Exercise set ▸
a) Reproduce a passage from the reader comments, beginning at the words "Nice article. However" and stopping after "into popular culture.".
b) Name every person who appears by name in the reader comments, listing each person only once.

Excerpted passage ▸
Nice article. However what is missing from your background on Lasorda is any mention of Glenn Burke, who was the first openly gay MLB player, of only two to have come out. In addition to this, Burke also started the tradition of high-fiving players after a home run, introducing the gesture into popular culture.

When Burke was playing for the LA Dodgers, the homophobic Lasorda traded him to the Oakland Athletics after Burke refused to engage in a lavender wedding.

I bring this up, as I am president of the Pflag Oneonta/Otsego chapter (where the Baseball Hall of Fame is located) and we are currently petitioning to have the Baseball Hall of Fame to honor the legacy of Glenn Burke.

The petition can be viewed here:
http://www.change.org/petitions/honor-the-legacy-of-glenn-burke-the-first-openly-gay-mlb-player
Thank you,
-Jeremy Redlien

Yes, it is hard to discuss the Dodgers and Lasorda, Sr. and that era and not mention Glenn Burke. For those who don't follow baseball, there's a documentary about that (mostly) out baseball player, reviewed here by OutSports. Burke's sudden trade to Oakland was supposedly hastened by the fact that he had taken to hanging out with Tommy, Jr.

Thanks for reviewing this video, Karen. It is evidence that things do change, although never enough or quickly enough. I prefer to watch major league baseball on the tube, not at the park, due to the still inevitable drunken taunts of "fag" this and "homo" that hurled at the players from the stands. And that, frequently, is from the HOME team fans directed at their own team's under-performing players.

One thing disturbed me about your personal account - that you felt entitled to "out" Tommy Lasorda, Jr. as a member of a 12-step group. Anonymity is one of the core tenets of these programs. Do you feel there is some sort of statute of limitations, after which your implicit promise can be broken?

Data lines ▸
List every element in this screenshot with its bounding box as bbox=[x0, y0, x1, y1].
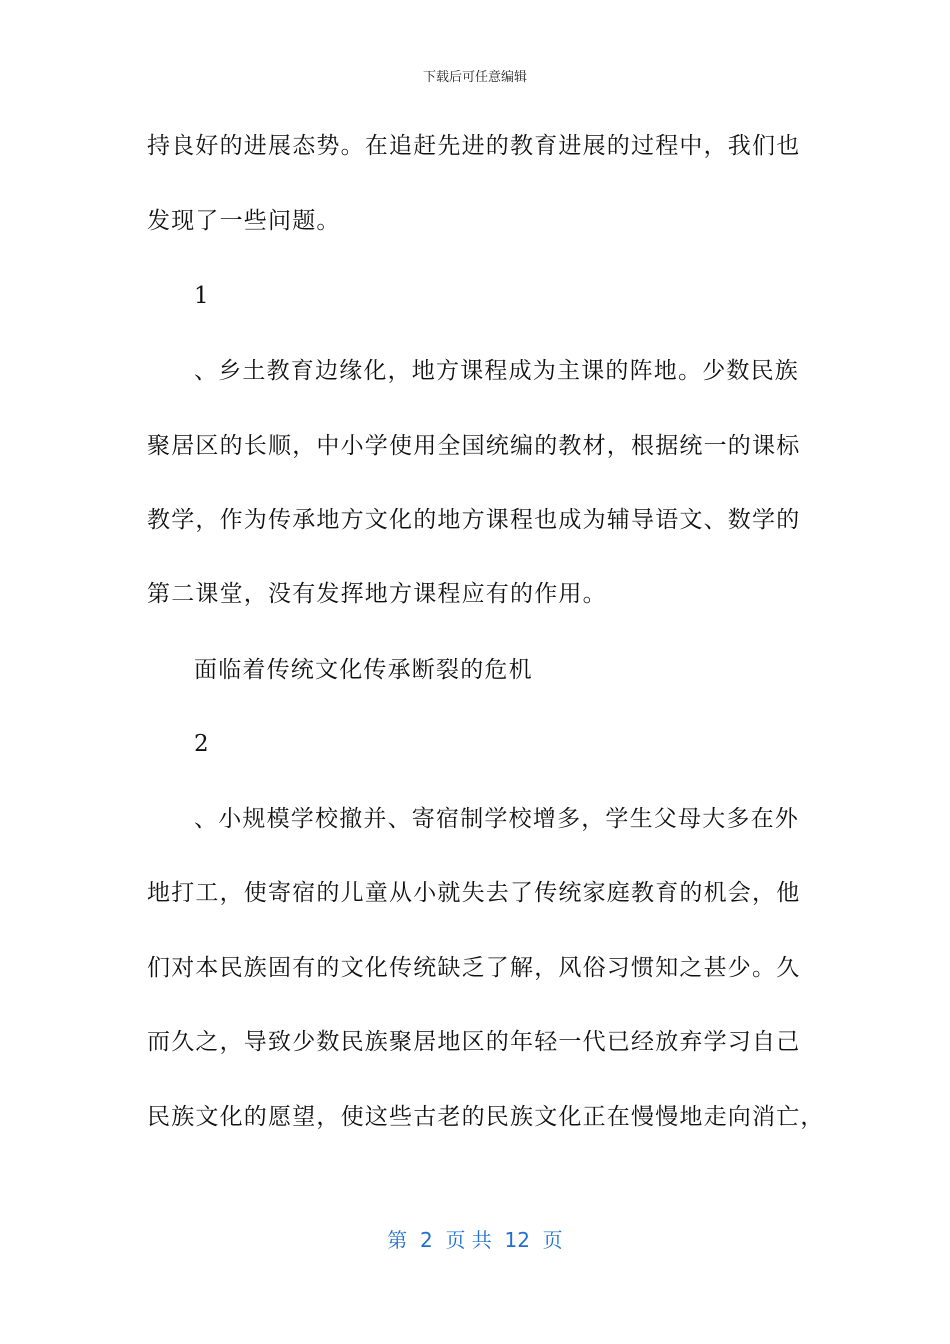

Answers to the exercises ▸
a)
Nice article. However what is missing from your background on Lasorda is any mention of Glenn Burke, who was the first openly gay MLB player, of only two to have come out. In addition to this, Burke also started the tradition of high-fiving players after a home run, introducing the gesture into popular culture.

b)
- Glenn Burke
- Lasorda (Lasorda, Sr.)
- Jeremy Redlien
- Tommy Lasorda, Jr.
- Karen